▶ **DONNÉES FOURNIES**:
....................
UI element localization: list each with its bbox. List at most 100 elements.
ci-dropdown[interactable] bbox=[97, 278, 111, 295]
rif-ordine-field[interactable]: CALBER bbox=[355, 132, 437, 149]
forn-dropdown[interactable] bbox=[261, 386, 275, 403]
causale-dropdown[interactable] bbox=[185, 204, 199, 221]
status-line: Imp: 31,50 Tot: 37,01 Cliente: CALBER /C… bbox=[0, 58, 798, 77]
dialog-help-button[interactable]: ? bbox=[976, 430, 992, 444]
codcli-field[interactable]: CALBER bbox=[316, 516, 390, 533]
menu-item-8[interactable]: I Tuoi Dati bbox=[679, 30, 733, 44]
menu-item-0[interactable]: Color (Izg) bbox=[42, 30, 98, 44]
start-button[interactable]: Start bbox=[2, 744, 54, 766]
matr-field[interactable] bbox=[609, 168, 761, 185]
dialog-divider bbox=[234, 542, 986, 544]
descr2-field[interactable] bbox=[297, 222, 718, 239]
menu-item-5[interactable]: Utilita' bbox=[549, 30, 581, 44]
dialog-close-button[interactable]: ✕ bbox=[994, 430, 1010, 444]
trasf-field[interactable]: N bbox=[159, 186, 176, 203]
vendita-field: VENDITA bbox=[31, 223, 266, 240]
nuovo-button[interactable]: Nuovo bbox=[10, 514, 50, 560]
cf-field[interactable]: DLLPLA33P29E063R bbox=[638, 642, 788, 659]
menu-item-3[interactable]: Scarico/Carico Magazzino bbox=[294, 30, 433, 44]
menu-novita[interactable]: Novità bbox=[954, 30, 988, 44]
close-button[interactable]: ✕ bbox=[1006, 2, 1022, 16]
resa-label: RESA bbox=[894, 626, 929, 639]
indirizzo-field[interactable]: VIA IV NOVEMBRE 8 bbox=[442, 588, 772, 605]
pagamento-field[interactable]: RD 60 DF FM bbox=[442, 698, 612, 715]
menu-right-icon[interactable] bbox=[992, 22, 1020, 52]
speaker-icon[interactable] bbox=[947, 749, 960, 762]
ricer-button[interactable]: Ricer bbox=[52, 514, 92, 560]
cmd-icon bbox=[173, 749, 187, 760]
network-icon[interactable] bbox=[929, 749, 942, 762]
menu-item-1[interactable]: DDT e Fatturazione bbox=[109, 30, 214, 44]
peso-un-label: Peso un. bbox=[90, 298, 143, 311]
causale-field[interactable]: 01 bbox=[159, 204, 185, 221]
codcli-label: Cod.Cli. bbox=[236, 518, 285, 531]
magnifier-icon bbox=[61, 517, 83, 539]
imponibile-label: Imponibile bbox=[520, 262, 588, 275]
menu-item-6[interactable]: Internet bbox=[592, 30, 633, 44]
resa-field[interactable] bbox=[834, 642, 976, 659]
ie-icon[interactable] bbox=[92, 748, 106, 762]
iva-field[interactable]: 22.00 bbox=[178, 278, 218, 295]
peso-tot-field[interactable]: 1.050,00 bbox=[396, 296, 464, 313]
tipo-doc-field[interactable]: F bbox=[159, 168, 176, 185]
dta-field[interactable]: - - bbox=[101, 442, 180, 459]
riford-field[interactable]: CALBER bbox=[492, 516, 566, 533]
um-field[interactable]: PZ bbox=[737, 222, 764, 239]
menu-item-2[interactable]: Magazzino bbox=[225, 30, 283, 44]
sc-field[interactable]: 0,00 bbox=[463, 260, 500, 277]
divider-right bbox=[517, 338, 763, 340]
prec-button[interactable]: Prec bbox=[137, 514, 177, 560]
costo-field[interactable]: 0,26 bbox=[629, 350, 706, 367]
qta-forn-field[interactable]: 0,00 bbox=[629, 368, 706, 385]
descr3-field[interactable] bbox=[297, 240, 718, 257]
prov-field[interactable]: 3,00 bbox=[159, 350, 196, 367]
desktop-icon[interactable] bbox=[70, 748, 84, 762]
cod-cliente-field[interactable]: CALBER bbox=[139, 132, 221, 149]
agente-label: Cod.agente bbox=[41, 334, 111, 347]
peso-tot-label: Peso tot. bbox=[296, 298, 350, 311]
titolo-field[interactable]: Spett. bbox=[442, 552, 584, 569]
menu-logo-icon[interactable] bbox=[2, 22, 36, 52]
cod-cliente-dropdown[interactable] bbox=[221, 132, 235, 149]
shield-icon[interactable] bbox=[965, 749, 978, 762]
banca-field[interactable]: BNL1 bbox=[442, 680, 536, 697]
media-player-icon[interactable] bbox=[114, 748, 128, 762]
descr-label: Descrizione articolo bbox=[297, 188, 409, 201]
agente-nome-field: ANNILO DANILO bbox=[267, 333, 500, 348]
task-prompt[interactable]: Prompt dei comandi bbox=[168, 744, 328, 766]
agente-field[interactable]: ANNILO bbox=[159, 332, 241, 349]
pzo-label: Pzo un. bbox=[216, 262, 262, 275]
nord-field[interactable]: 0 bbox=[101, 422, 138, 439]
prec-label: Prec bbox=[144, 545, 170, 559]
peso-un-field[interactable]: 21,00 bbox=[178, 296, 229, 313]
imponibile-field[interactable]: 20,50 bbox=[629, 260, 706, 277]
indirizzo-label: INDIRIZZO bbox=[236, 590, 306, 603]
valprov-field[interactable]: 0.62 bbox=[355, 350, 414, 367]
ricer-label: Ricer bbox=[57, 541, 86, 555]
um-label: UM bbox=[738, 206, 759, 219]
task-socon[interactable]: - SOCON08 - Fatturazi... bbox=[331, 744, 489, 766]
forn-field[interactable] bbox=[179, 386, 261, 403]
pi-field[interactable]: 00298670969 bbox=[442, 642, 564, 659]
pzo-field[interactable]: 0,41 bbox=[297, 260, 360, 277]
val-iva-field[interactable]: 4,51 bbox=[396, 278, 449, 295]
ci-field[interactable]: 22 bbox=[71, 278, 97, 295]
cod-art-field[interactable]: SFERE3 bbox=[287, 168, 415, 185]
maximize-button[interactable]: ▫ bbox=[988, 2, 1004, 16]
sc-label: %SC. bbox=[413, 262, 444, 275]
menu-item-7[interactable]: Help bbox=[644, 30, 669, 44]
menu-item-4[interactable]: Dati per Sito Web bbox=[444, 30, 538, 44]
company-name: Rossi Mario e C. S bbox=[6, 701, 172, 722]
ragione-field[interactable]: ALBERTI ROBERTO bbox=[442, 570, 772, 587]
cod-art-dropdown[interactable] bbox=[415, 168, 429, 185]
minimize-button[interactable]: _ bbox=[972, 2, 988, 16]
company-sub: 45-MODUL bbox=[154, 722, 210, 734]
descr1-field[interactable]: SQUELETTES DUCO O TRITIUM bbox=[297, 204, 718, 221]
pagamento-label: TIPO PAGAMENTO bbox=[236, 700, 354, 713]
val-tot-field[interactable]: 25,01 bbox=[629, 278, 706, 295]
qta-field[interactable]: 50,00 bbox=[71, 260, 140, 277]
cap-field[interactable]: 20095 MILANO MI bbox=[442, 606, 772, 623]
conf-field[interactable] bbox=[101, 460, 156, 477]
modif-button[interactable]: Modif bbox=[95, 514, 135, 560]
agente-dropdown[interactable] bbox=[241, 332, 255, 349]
....................
Reprenez les enregistrements ci-dessus en remplaçant chaque occurrence de "CALBER" par "ALBROB". Ne modifiez rien d'autre.

▶ **RÉPONSE ATTENDUE**:
UI element localization: list each with its bbox. List at most 100 elements.
ci-dropdown[interactable] bbox=[97, 278, 111, 295]
rif-ordine-field[interactable]: ALBROB bbox=[355, 132, 437, 149]
forn-dropdown[interactable] bbox=[261, 386, 275, 403]
causale-dropdown[interactable] bbox=[185, 204, 199, 221]
status-line: Imp: 31,50 Tot: 37,01 Cliente: ALBROB /C… bbox=[0, 58, 798, 77]
dialog-help-button[interactable]: ? bbox=[976, 430, 992, 444]
codcli-field[interactable]: ALBROB bbox=[316, 516, 390, 533]
menu-item-8[interactable]: I Tuoi Dati bbox=[679, 30, 733, 44]
menu-item-0[interactable]: Color (Izg) bbox=[42, 30, 98, 44]
start-button[interactable]: Start bbox=[2, 744, 54, 766]
matr-field[interactable] bbox=[609, 168, 761, 185]
dialog-divider bbox=[234, 542, 986, 544]
descr2-field[interactable] bbox=[297, 222, 718, 239]
menu-item-5[interactable]: Utilita' bbox=[549, 30, 581, 44]
dialog-close-button[interactable]: ✕ bbox=[994, 430, 1010, 444]
trasf-field[interactable]: N bbox=[159, 186, 176, 203]
vendita-field: VENDITA bbox=[31, 223, 266, 240]
nuovo-button[interactable]: Nuovo bbox=[10, 514, 50, 560]
cf-field[interactable]: DLLPLA33P29E063R bbox=[638, 642, 788, 659]
menu-item-3[interactable]: Scarico/Carico Magazzino bbox=[294, 30, 433, 44]
menu-novita[interactable]: Novità bbox=[954, 30, 988, 44]
close-button[interactable]: ✕ bbox=[1006, 2, 1022, 16]
resa-label: RESA bbox=[894, 626, 929, 639]
indirizzo-field[interactable]: VIA IV NOVEMBRE 8 bbox=[442, 588, 772, 605]
pagamento-field[interactable]: RD 60 DF FM bbox=[442, 698, 612, 715]
menu-right-icon[interactable] bbox=[992, 22, 1020, 52]
speaker-icon[interactable] bbox=[947, 749, 960, 762]
ricer-button[interactable]: Ricer bbox=[52, 514, 92, 560]
cmd-icon bbox=[173, 749, 187, 760]
network-icon[interactable] bbox=[929, 749, 942, 762]
menu-item-1[interactable]: DDT e Fatturazione bbox=[109, 30, 214, 44]
peso-un-label: Peso un. bbox=[90, 298, 143, 311]
causale-field[interactable]: 01 bbox=[159, 204, 185, 221]
codcli-label: Cod.Cli. bbox=[236, 518, 285, 531]
magnifier-icon bbox=[61, 517, 83, 539]
imponibile-label: Imponibile bbox=[520, 262, 588, 275]
menu-item-6[interactable]: Internet bbox=[592, 30, 633, 44]
resa-field[interactable] bbox=[834, 642, 976, 659]
ie-icon[interactable] bbox=[92, 748, 106, 762]
iva-field[interactable]: 22.00 bbox=[178, 278, 218, 295]
peso-tot-field[interactable]: 1.050,00 bbox=[396, 296, 464, 313]
tipo-doc-field[interactable]: F bbox=[159, 168, 176, 185]
dta-field[interactable]: - - bbox=[101, 442, 180, 459]
riford-field[interactable]: ALBROB bbox=[492, 516, 566, 533]
um-field[interactable]: PZ bbox=[737, 222, 764, 239]
menu-item-2[interactable]: Magazzino bbox=[225, 30, 283, 44]
sc-field[interactable]: 0,00 bbox=[463, 260, 500, 277]
divider-right bbox=[517, 338, 763, 340]
prec-button[interactable]: Prec bbox=[137, 514, 177, 560]
costo-field[interactable]: 0,26 bbox=[629, 350, 706, 367]
qta-forn-field[interactable]: 0,00 bbox=[629, 368, 706, 385]
descr3-field[interactable] bbox=[297, 240, 718, 257]
prov-field[interactable]: 3,00 bbox=[159, 350, 196, 367]
desktop-icon[interactable] bbox=[70, 748, 84, 762]
cod-cliente-field[interactable]: ALBROB bbox=[139, 132, 221, 149]
agente-label: Cod.agente bbox=[41, 334, 111, 347]
peso-tot-label: Peso tot. bbox=[296, 298, 350, 311]
titolo-field[interactable]: Spett. bbox=[442, 552, 584, 569]
menu-logo-icon[interactable] bbox=[2, 22, 36, 52]
cod-cliente-dropdown[interactable] bbox=[221, 132, 235, 149]
shield-icon[interactable] bbox=[965, 749, 978, 762]
banca-field[interactable]: BNL1 bbox=[442, 680, 536, 697]
media-player-icon[interactable] bbox=[114, 748, 128, 762]
descr-label: Descrizione articolo bbox=[297, 188, 409, 201]
agente-nome-field: ANNILO DANILO bbox=[267, 333, 500, 348]
task-prompt[interactable]: Prompt dei comandi bbox=[168, 744, 328, 766]
agente-field[interactable]: ANNILO bbox=[159, 332, 241, 349]
pzo-label: Pzo un. bbox=[216, 262, 262, 275]
nord-field[interactable]: 0 bbox=[101, 422, 138, 439]
prec-label: Prec bbox=[144, 545, 170, 559]
peso-un-field[interactable]: 21,00 bbox=[178, 296, 229, 313]
imponibile-field[interactable]: 20,50 bbox=[629, 260, 706, 277]
indirizzo-label: INDIRIZZO bbox=[236, 590, 306, 603]
valprov-field[interactable]: 0.62 bbox=[355, 350, 414, 367]
ricer-label: Ricer bbox=[57, 541, 86, 555]
um-label: UM bbox=[738, 206, 759, 219]
task-socon[interactable]: - SOCON08 - Fatturazi... bbox=[331, 744, 489, 766]
forn-field[interactable] bbox=[179, 386, 261, 403]
pi-field[interactable]: 00298670969 bbox=[442, 642, 564, 659]
pzo-field[interactable]: 0,41 bbox=[297, 260, 360, 277]
val-iva-field[interactable]: 4,51 bbox=[396, 278, 449, 295]
ci-field[interactable]: 22 bbox=[71, 278, 97, 295]
cod-art-field[interactable]: SFERE3 bbox=[287, 168, 415, 185]
maximize-button[interactable]: ▫ bbox=[988, 2, 1004, 16]
sc-label: %SC. bbox=[413, 262, 444, 275]
menu-item-7[interactable]: Help bbox=[644, 30, 669, 44]
menu-item-4[interactable]: Dati per Sito Web bbox=[444, 30, 538, 44]
company-name: Rossi Mario e C. S bbox=[6, 701, 172, 722]
ragione-field[interactable]: ALBERTI ROBERTO bbox=[442, 570, 772, 587]
cod-art-dropdown[interactable] bbox=[415, 168, 429, 185]
minimize-button[interactable]: _ bbox=[972, 2, 988, 16]
company-sub: 45-MODUL bbox=[154, 722, 210, 734]
descr1-field[interactable]: SQUELETTES DUCO O TRITIUM bbox=[297, 204, 718, 221]
pagamento-label: TIPO PAGAMENTO bbox=[236, 700, 354, 713]
val-tot-field[interactable]: 25,01 bbox=[629, 278, 706, 295]
qta-field[interactable]: 50,00 bbox=[71, 260, 140, 277]
cap-field[interactable]: 20095 MILANO MI bbox=[442, 606, 772, 623]
conf-field[interactable] bbox=[101, 460, 156, 477]
modif-button[interactable]: Modif bbox=[95, 514, 135, 560]
agente-dropdown[interactable] bbox=[241, 332, 255, 349]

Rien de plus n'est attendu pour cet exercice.